Start Data listing

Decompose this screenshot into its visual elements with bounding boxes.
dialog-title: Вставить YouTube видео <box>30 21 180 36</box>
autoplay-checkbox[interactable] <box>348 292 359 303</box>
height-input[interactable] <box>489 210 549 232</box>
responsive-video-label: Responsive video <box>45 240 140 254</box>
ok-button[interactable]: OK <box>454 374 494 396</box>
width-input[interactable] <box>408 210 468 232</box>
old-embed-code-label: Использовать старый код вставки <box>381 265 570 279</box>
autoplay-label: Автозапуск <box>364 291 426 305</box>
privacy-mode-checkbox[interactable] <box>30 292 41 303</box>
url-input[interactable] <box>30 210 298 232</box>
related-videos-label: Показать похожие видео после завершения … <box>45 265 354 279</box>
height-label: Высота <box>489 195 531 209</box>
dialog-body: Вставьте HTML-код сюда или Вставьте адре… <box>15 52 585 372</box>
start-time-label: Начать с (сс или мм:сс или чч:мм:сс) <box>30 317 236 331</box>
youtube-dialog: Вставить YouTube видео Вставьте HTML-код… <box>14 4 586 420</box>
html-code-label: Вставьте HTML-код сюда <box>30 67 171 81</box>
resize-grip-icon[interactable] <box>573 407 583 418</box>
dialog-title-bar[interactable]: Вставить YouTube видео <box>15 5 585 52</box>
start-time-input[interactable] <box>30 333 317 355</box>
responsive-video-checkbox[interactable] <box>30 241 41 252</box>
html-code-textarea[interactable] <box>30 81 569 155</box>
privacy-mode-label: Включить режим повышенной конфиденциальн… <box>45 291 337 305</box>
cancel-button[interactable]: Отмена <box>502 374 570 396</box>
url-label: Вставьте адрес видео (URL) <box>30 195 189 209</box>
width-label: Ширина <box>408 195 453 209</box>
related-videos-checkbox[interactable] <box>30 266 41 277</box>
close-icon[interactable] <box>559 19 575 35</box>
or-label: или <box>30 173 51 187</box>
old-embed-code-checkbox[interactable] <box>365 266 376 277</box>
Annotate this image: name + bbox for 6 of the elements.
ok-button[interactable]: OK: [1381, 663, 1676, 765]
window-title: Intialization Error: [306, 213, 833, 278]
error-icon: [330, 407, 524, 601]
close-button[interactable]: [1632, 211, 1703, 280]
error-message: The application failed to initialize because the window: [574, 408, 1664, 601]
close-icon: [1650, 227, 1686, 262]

End Data listing

• [Exercise details]: Please retype every one of the items above, keeping each line exactly as it appears.

• [The reply]:
Decompose this screenshot into its visual elements with bounding boxes.
dialog-title: Вставить YouTube видео <box>30 21 180 36</box>
autoplay-checkbox[interactable] <box>348 292 359 303</box>
height-input[interactable] <box>489 210 549 232</box>
responsive-video-label: Responsive video <box>45 240 140 254</box>
ok-button[interactable]: OK <box>454 374 494 396</box>
width-input[interactable] <box>408 210 468 232</box>
old-embed-code-label: Использовать старый код вставки <box>381 265 570 279</box>
autoplay-label: Автозапуск <box>364 291 426 305</box>
privacy-mode-checkbox[interactable] <box>30 292 41 303</box>
url-input[interactable] <box>30 210 298 232</box>
related-videos-label: Показать похожие видео после завершения … <box>45 265 354 279</box>
height-label: Высота <box>489 195 531 209</box>
dialog-body: Вставьте HTML-код сюда или Вставьте адре… <box>15 52 585 372</box>
start-time-label: Начать с (сс или мм:сс или чч:мм:сс) <box>30 317 236 331</box>
youtube-dialog: Вставить YouTube видео Вставьте HTML-код… <box>14 4 586 420</box>
html-code-label: Вставьте HTML-код сюда <box>30 67 171 81</box>
resize-grip-icon[interactable] <box>573 407 583 418</box>
dialog-title-bar[interactable]: Вставить YouTube видео <box>15 5 585 52</box>
start-time-input[interactable] <box>30 333 317 355</box>
responsive-video-checkbox[interactable] <box>30 241 41 252</box>
html-code-textarea[interactable] <box>30 81 569 155</box>
privacy-mode-label: Включить режим повышенной конфиденциальн… <box>45 291 337 305</box>
cancel-button[interactable]: Отмена <box>502 374 570 396</box>
url-label: Вставьте адрес видео (URL) <box>30 195 189 209</box>
width-label: Ширина <box>408 195 453 209</box>
related-videos-checkbox[interactable] <box>30 266 41 277</box>
close-icon[interactable] <box>559 19 575 35</box>
or-label: или <box>30 173 51 187</box>
old-embed-code-checkbox[interactable] <box>365 266 376 277</box>
Annotate this image: name + bbox for 6 of the elements.
ok-button[interactable]: OK: [1381, 663, 1676, 765]
window-title: Intialization Error: [306, 213, 833, 278]
error-icon: [330, 407, 524, 601]
close-button[interactable]: [1632, 211, 1703, 280]
error-message: The application failed to initialize because the window: [574, 408, 1664, 601]
close-icon: [1650, 227, 1686, 262]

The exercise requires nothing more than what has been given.